• Challenge:
Can you reproduce every line of the records below verbatim, leaving out the pictures?

• Input data:
==============================
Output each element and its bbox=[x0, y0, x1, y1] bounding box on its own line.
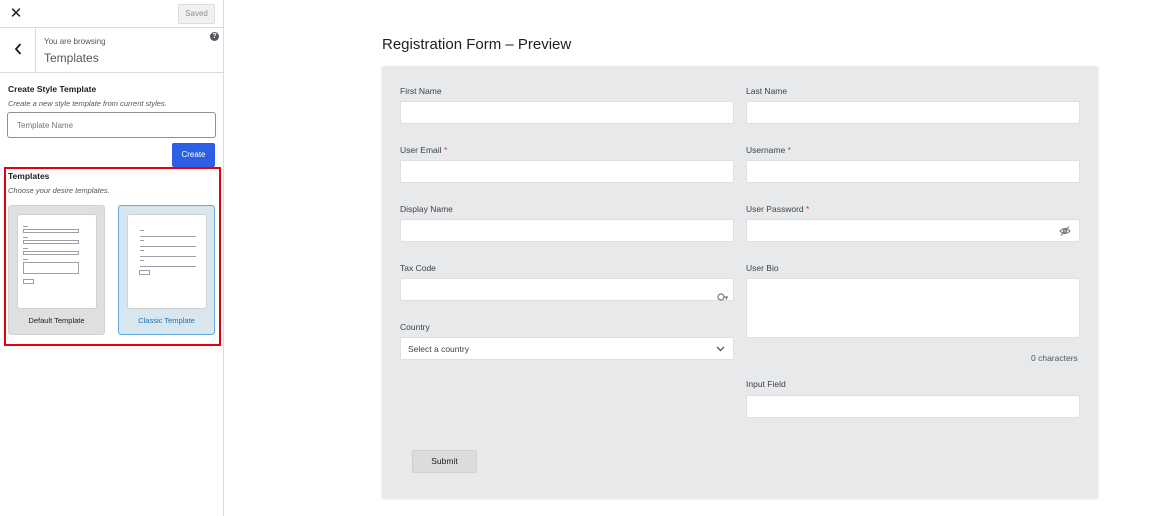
customizer-app: ✕ Saved You are browsing Templates ? Cre… bbox=[0, 0, 1150, 516]
tax-code-label: Tax Code bbox=[400, 263, 436, 273]
password-manager-icon[interactable] bbox=[717, 292, 729, 302]
last-name-input[interactable] bbox=[746, 101, 1080, 124]
browse-subtitle: You are browsing bbox=[44, 37, 106, 46]
classic-template-thumbnail bbox=[127, 214, 207, 309]
user-email-label-text: User Email bbox=[400, 145, 442, 155]
chevron-left-icon bbox=[14, 43, 22, 55]
customizer-sidebar: ✕ Saved You are browsing Templates ? Cre… bbox=[0, 0, 224, 516]
back-button[interactable] bbox=[0, 28, 36, 72]
browse-title: Templates bbox=[44, 51, 99, 65]
input-field-input[interactable] bbox=[746, 395, 1080, 418]
user-password-input[interactable] bbox=[746, 219, 1080, 242]
template-name-input[interactable] bbox=[7, 112, 216, 138]
template-card-classic[interactable]: Classic Template bbox=[118, 205, 215, 335]
template-card-default[interactable]: Default Template bbox=[8, 205, 105, 335]
username-input[interactable] bbox=[746, 160, 1080, 183]
preview-title: Registration Form – Preview bbox=[382, 36, 572, 53]
required-marker: * bbox=[806, 204, 810, 214]
username-label: Username * bbox=[746, 145, 791, 155]
saved-button[interactable]: Saved bbox=[178, 4, 215, 24]
last-name-label: Last Name bbox=[746, 86, 788, 96]
country-label: Country bbox=[400, 322, 430, 332]
help-icon[interactable]: ? bbox=[210, 32, 219, 41]
browse-header: You are browsing Templates ? bbox=[0, 28, 223, 73]
registration-form: First Name Last Name User Email * Userna… bbox=[382, 66, 1098, 498]
submit-button[interactable]: Submit bbox=[412, 450, 477, 473]
user-password-label-text: User Password bbox=[746, 204, 804, 214]
input-field-label: Input Field bbox=[746, 379, 786, 389]
display-name-input[interactable] bbox=[400, 219, 734, 242]
chevron-down-icon bbox=[716, 346, 725, 352]
required-marker: * bbox=[787, 145, 791, 155]
classic-template-label: Classic Template bbox=[138, 316, 195, 325]
country-select-value: Select a country bbox=[408, 344, 469, 354]
default-template-label: Default Template bbox=[28, 316, 85, 325]
character-count: 0 characters bbox=[1031, 353, 1078, 363]
user-bio-textarea[interactable] bbox=[746, 278, 1080, 338]
sidebar-topbar: ✕ Saved bbox=[0, 0, 223, 28]
create-button[interactable]: Create bbox=[172, 143, 215, 167]
eye-slash-icon[interactable] bbox=[1059, 225, 1071, 237]
first-name-label: First Name bbox=[400, 86, 442, 96]
username-label-text: Username bbox=[746, 145, 786, 155]
user-email-label: User Email * bbox=[400, 145, 447, 155]
templates-title: Templates bbox=[8, 171, 50, 181]
create-template-description: Create a new style template from current… bbox=[8, 99, 167, 108]
display-name-label: Display Name bbox=[400, 204, 453, 214]
user-password-label: User Password * bbox=[746, 204, 809, 214]
required-marker: * bbox=[443, 145, 448, 155]
default-template-thumbnail bbox=[17, 214, 97, 309]
tax-code-input[interactable] bbox=[400, 278, 734, 301]
templates-description: Choose your desire templates. bbox=[8, 186, 110, 195]
first-name-input[interactable] bbox=[400, 101, 734, 124]
user-bio-label: User Bio bbox=[746, 263, 779, 273]
close-icon[interactable]: ✕ bbox=[8, 5, 24, 21]
create-template-title: Create Style Template bbox=[8, 84, 97, 94]
user-email-input[interactable] bbox=[400, 160, 734, 183]
country-select[interactable]: Select a country bbox=[400, 337, 734, 360]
==============================
• Result for this task:
Output each element and its bbox=[x0, y0, x1, y1] bounding box on its own line.
customizer-app: ✕ Saved You are browsing Templates ? Cre… bbox=[0, 0, 1150, 516]
tax-code-label: Tax Code bbox=[400, 263, 436, 273]
password-manager-icon[interactable] bbox=[717, 292, 729, 302]
last-name-input[interactable] bbox=[746, 101, 1080, 124]
browse-subtitle: You are browsing bbox=[44, 37, 106, 46]
classic-template-thumbnail bbox=[127, 214, 207, 309]
user-email-label-text: User Email bbox=[400, 145, 442, 155]
chevron-left-icon bbox=[14, 43, 22, 55]
customizer-sidebar: ✕ Saved You are browsing Templates ? Cre… bbox=[0, 0, 224, 516]
back-button[interactable] bbox=[0, 28, 36, 72]
browse-title: Templates bbox=[44, 51, 99, 65]
input-field-input[interactable] bbox=[746, 395, 1080, 418]
user-password-input[interactable] bbox=[746, 219, 1080, 242]
template-name-input[interactable] bbox=[7, 112, 216, 138]
template-card-classic[interactable]: Classic Template bbox=[118, 205, 215, 335]
template-card-default[interactable]: Default Template bbox=[8, 205, 105, 335]
username-input[interactable] bbox=[746, 160, 1080, 183]
preview-title: Registration Form – Preview bbox=[382, 36, 572, 53]
required-marker: * bbox=[806, 204, 810, 214]
username-label: Username * bbox=[746, 145, 791, 155]
saved-button[interactable]: Saved bbox=[178, 4, 215, 24]
last-name-label: Last Name bbox=[746, 86, 788, 96]
country-label: Country bbox=[400, 322, 430, 332]
help-icon[interactable]: ? bbox=[210, 32, 219, 41]
browse-header: You are browsing Templates ? bbox=[0, 28, 223, 73]
registration-form: First Name Last Name User Email * Userna… bbox=[382, 66, 1098, 498]
submit-button[interactable]: Submit bbox=[412, 450, 477, 473]
user-password-label-text: User Password bbox=[746, 204, 804, 214]
input-field-label: Input Field bbox=[746, 379, 786, 389]
display-name-input[interactable] bbox=[400, 219, 734, 242]
chevron-down-icon bbox=[716, 346, 725, 352]
required-marker: * bbox=[787, 145, 791, 155]
classic-template-label: Classic Template bbox=[138, 316, 195, 325]
country-select-value: Select a country bbox=[408, 344, 469, 354]
default-template-label: Default Template bbox=[28, 316, 85, 325]
character-count: 0 characters bbox=[1031, 353, 1078, 363]
user-bio-textarea[interactable] bbox=[746, 278, 1080, 338]
sidebar-topbar: ✕ Saved bbox=[0, 0, 223, 28]
create-button[interactable]: Create bbox=[172, 143, 215, 167]
eye-slash-icon[interactable] bbox=[1059, 225, 1071, 237]
first-name-label: First Name bbox=[400, 86, 442, 96]
username-label-text: Username bbox=[746, 145, 786, 155]
user-email-label: User Email * bbox=[400, 145, 447, 155]
templates-title: Templates bbox=[8, 171, 50, 181]
create-template-description: Create a new style template from current… bbox=[8, 99, 167, 108]
display-name-label: Display Name bbox=[400, 204, 453, 214]
user-password-label: User Password * bbox=[746, 204, 809, 214]
required-marker: * bbox=[443, 145, 448, 155]
default-template-thumbnail bbox=[17, 214, 97, 309]
tax-code-input[interactable] bbox=[400, 278, 734, 301]
templates-description: Choose your desire templates. bbox=[8, 186, 110, 195]
first-name-input[interactable] bbox=[400, 101, 734, 124]
user-bio-label: User Bio bbox=[746, 263, 779, 273]
close-icon[interactable]: ✕ bbox=[8, 5, 24, 21]
create-template-title: Create Style Template bbox=[8, 84, 97, 94]
user-email-input[interactable] bbox=[400, 160, 734, 183]
country-select[interactable]: Select a country bbox=[400, 337, 734, 360]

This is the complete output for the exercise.